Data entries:
= = = = = = =
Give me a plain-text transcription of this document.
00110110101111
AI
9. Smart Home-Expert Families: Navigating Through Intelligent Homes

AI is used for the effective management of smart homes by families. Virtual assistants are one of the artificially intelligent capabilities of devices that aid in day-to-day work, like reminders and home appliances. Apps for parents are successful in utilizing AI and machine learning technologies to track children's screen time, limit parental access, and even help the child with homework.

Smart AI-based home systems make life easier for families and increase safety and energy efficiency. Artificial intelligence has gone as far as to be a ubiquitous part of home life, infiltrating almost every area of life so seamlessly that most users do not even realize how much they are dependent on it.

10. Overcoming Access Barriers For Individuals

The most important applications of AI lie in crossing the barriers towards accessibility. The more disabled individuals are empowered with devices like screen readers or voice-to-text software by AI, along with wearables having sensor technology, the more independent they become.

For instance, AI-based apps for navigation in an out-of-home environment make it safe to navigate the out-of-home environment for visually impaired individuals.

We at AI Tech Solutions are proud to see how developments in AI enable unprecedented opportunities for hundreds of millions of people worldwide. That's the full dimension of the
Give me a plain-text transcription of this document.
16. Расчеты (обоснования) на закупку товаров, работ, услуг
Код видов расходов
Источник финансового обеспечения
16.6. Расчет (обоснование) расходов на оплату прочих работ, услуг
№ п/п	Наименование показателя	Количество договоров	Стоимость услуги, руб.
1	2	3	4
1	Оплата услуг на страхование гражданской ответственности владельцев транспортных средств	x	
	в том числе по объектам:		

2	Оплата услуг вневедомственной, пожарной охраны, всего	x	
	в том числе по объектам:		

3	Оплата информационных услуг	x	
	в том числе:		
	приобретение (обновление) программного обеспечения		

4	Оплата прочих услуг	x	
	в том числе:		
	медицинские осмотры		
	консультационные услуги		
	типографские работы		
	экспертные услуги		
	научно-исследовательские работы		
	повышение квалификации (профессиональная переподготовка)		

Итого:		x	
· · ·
= = = = = = =
WHAT YOU ARE ASKED TO DO =>
Identify and copy all lines with the word "Оплата".

WRITTEN RESPONSE =>
1	Оплата услуг на страхование гражданской ответственности владельцев транспортных средств	x	
2	Оплата услуг вневедомственной, пожарной охраны, всего	x	
3	Оплата информационных услуг	x	
4	Оплата прочих услуг	x	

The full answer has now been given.